**Exercise requirements:** Return each line containing the string "name".

**Records for this task:**
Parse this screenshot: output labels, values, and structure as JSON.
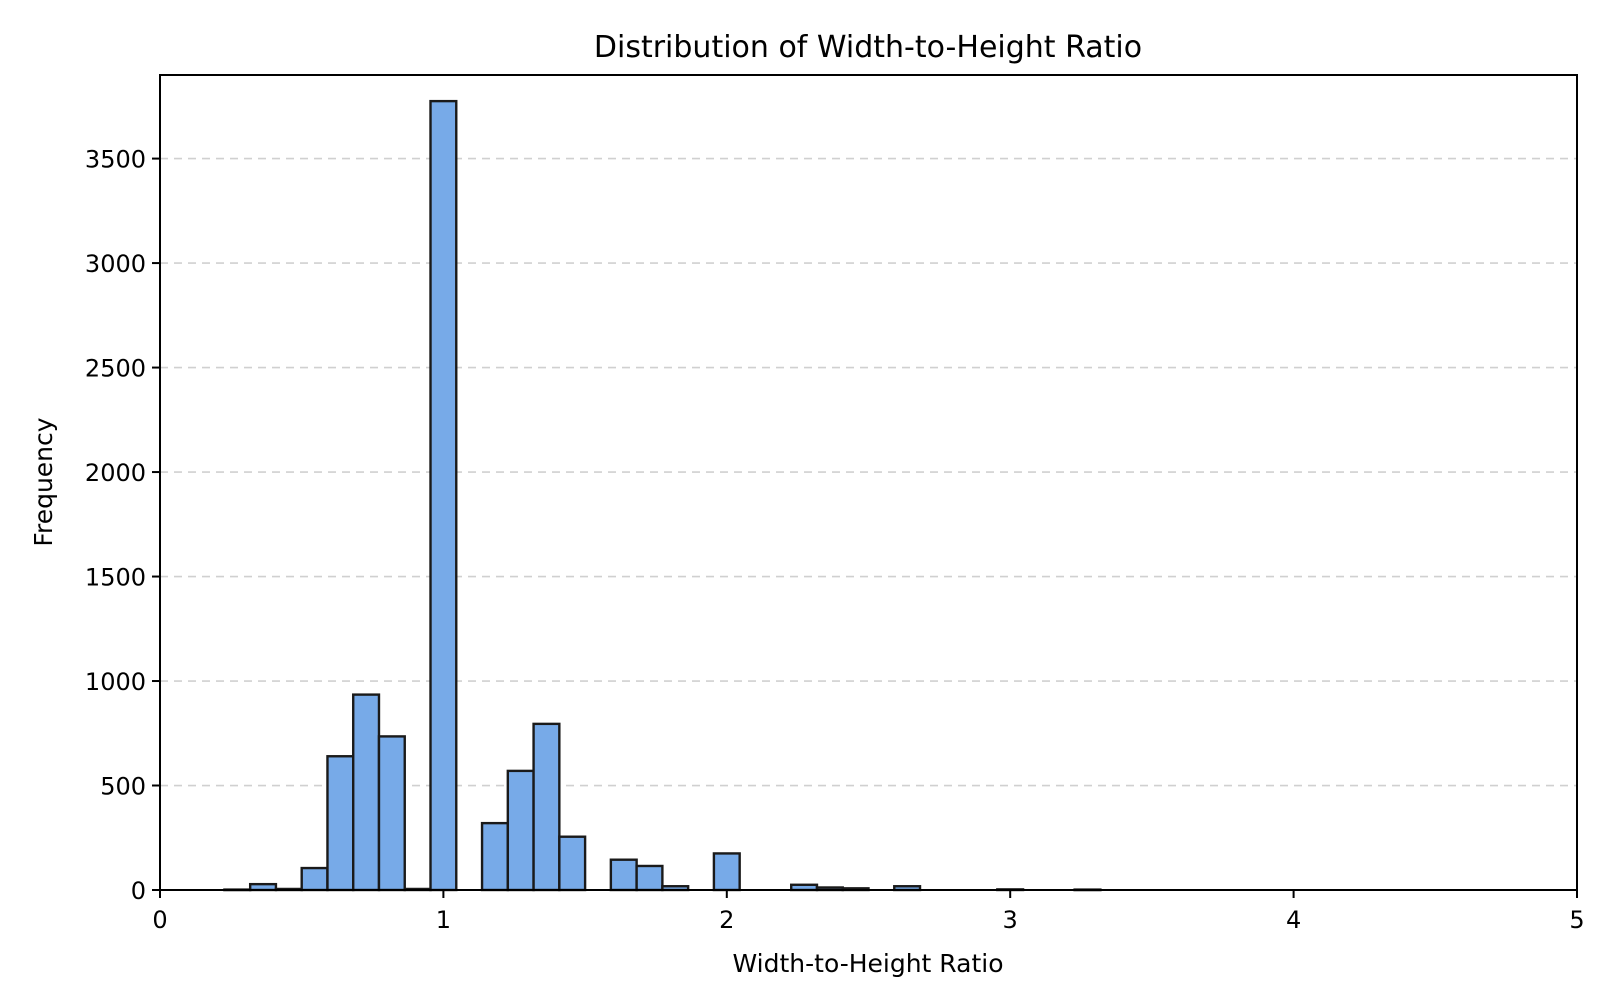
{
  "chart_data": {
    "type": "bar",
    "title": "Distribution of Width-to-Height Ratio",
    "xlabel": "Width-to-Height Ratio",
    "ylabel": "Frequency",
    "xlim": [
      0,
      5
    ],
    "ylim": [
      0,
      3900
    ],
    "xticks": [
      0,
      1,
      2,
      3,
      4,
      5
    ],
    "yticks": [
      0,
      500,
      1000,
      1500,
      2000,
      2500,
      3000,
      3500
    ],
    "grid": "horizontal dashed",
    "bar_color": "#77AAE8",
    "edge_color": "#1a1a1a",
    "bin_width": 0.0909,
    "bins": [
      {
        "x0": 0.2273,
        "value": 2
      },
      {
        "x0": 0.3182,
        "value": 28
      },
      {
        "x0": 0.4091,
        "value": 5
      },
      {
        "x0": 0.5,
        "value": 105
      },
      {
        "x0": 0.5909,
        "value": 640
      },
      {
        "x0": 0.6818,
        "value": 935
      },
      {
        "x0": 0.7727,
        "value": 735
      },
      {
        "x0": 0.8636,
        "value": 5
      },
      {
        "x0": 0.9545,
        "value": 3775
      },
      {
        "x0": 1.1364,
        "value": 320
      },
      {
        "x0": 1.2273,
        "value": 570
      },
      {
        "x0": 1.3182,
        "value": 795
      },
      {
        "x0": 1.4091,
        "value": 255
      },
      {
        "x0": 1.5909,
        "value": 145
      },
      {
        "x0": 1.6818,
        "value": 115
      },
      {
        "x0": 1.7727,
        "value": 18
      },
      {
        "x0": 1.9545,
        "value": 175
      },
      {
        "x0": 2.2273,
        "value": 25
      },
      {
        "x0": 2.3182,
        "value": 12
      },
      {
        "x0": 2.4091,
        "value": 8
      },
      {
        "x0": 2.5909,
        "value": 18
      },
      {
        "x0": 2.9545,
        "value": 3
      },
      {
        "x0": 3.2273,
        "value": 2
      }
    ]
  }
}
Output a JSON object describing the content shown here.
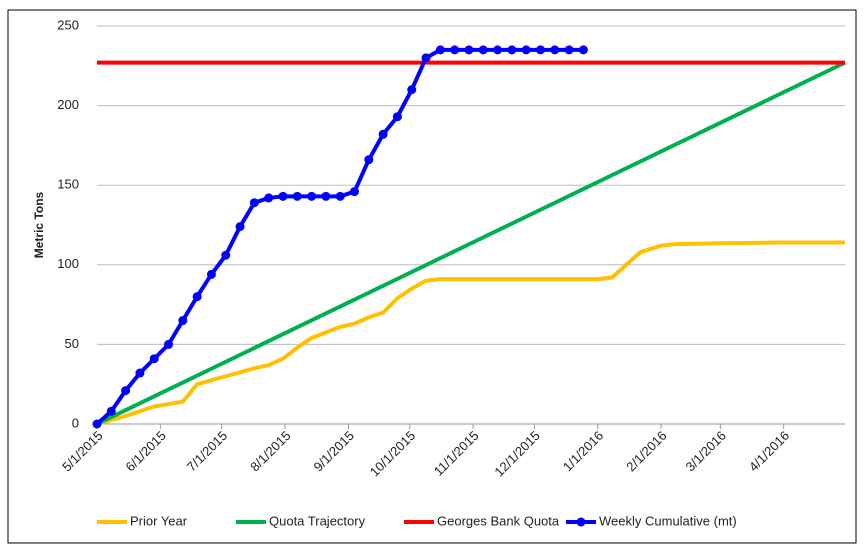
{
  "chart_data": {
    "type": "line",
    "ylabel": "Metric Tons",
    "ylim": [
      0,
      250
    ],
    "yticks": [
      0,
      50,
      100,
      150,
      200,
      250
    ],
    "grid": true,
    "xlim": [
      "2015-05-01",
      "2016-05-01"
    ],
    "xticks": [
      {
        "value": "2015-05-01",
        "label": "5/1/2015"
      },
      {
        "value": "2015-06-01",
        "label": "6/1/2015"
      },
      {
        "value": "2015-07-01",
        "label": "7/1/2015"
      },
      {
        "value": "2015-08-01",
        "label": "8/1/2015"
      },
      {
        "value": "2015-09-01",
        "label": "9/1/2015"
      },
      {
        "value": "2015-10-01",
        "label": "10/1/2015"
      },
      {
        "value": "2015-11-01",
        "label": "11/1/2015"
      },
      {
        "value": "2015-12-01",
        "label": "12/1/2015"
      },
      {
        "value": "2016-01-01",
        "label": "1/1/2016"
      },
      {
        "value": "2016-02-01",
        "label": "2/1/2016"
      },
      {
        "value": "2016-03-01",
        "label": "3/1/2016"
      },
      {
        "value": "2016-04-01",
        "label": "4/1/2016"
      }
    ],
    "legend": "bottom",
    "series": [
      {
        "name": "Prior Year",
        "color": "#ffc000",
        "x": [
          "2015-05-01",
          "2015-05-15",
          "2015-05-29",
          "2015-06-12",
          "2015-06-19",
          "2015-07-03",
          "2015-07-17",
          "2015-07-24",
          "2015-07-31",
          "2015-08-07",
          "2015-08-14",
          "2015-08-28",
          "2015-09-04",
          "2015-09-11",
          "2015-09-18",
          "2015-09-25",
          "2015-10-02",
          "2015-10-09",
          "2015-10-16",
          "2016-01-01",
          "2016-01-08",
          "2016-01-22",
          "2016-02-01",
          "2016-02-08",
          "2016-03-01",
          "2016-04-01",
          "2016-05-01"
        ],
        "values": [
          0,
          5,
          11,
          14,
          25,
          30,
          35,
          37,
          41,
          48,
          54,
          61,
          63,
          67,
          70,
          79,
          85,
          90,
          91,
          91,
          92,
          108,
          112,
          113,
          113.5,
          114,
          114
        ]
      },
      {
        "name": "Quota Trajectory",
        "color": "#00b050",
        "x": [
          "2015-05-01",
          "2016-05-01"
        ],
        "values": [
          0,
          227
        ]
      },
      {
        "name": "Georges Bank Quota",
        "color": "#ff0000",
        "x": [
          "2015-05-01",
          "2016-05-01"
        ],
        "values": [
          227,
          227
        ]
      },
      {
        "name": "Weekly Cumulative (mt)",
        "color": "#0000ff",
        "marker": "circle",
        "x": [
          "2015-05-01",
          "2015-05-08",
          "2015-05-15",
          "2015-05-22",
          "2015-05-29",
          "2015-06-05",
          "2015-06-12",
          "2015-06-19",
          "2015-06-26",
          "2015-07-03",
          "2015-07-10",
          "2015-07-17",
          "2015-07-24",
          "2015-07-31",
          "2015-08-07",
          "2015-08-14",
          "2015-08-21",
          "2015-08-28",
          "2015-09-04",
          "2015-09-11",
          "2015-09-18",
          "2015-09-25",
          "2015-10-02",
          "2015-10-09",
          "2015-10-16",
          "2015-10-23",
          "2015-10-30",
          "2015-11-06",
          "2015-11-13",
          "2015-11-20",
          "2015-11-27",
          "2015-12-04",
          "2015-12-11",
          "2015-12-18",
          "2015-12-25"
        ],
        "values": [
          0,
          8,
          21,
          32,
          41,
          50,
          65,
          80,
          94,
          106,
          124,
          139,
          142,
          143,
          143,
          143,
          143,
          143,
          146,
          166,
          182,
          193,
          210,
          230,
          235,
          235,
          235,
          235,
          235,
          235,
          235,
          235,
          235,
          235,
          235
        ]
      }
    ]
  }
}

**Result:**
        "name": "Prior Year",
        "name": "Quota Trajectory",
        "name": "Georges Bank Quota",
        "name": "Weekly Cumulative (mt)",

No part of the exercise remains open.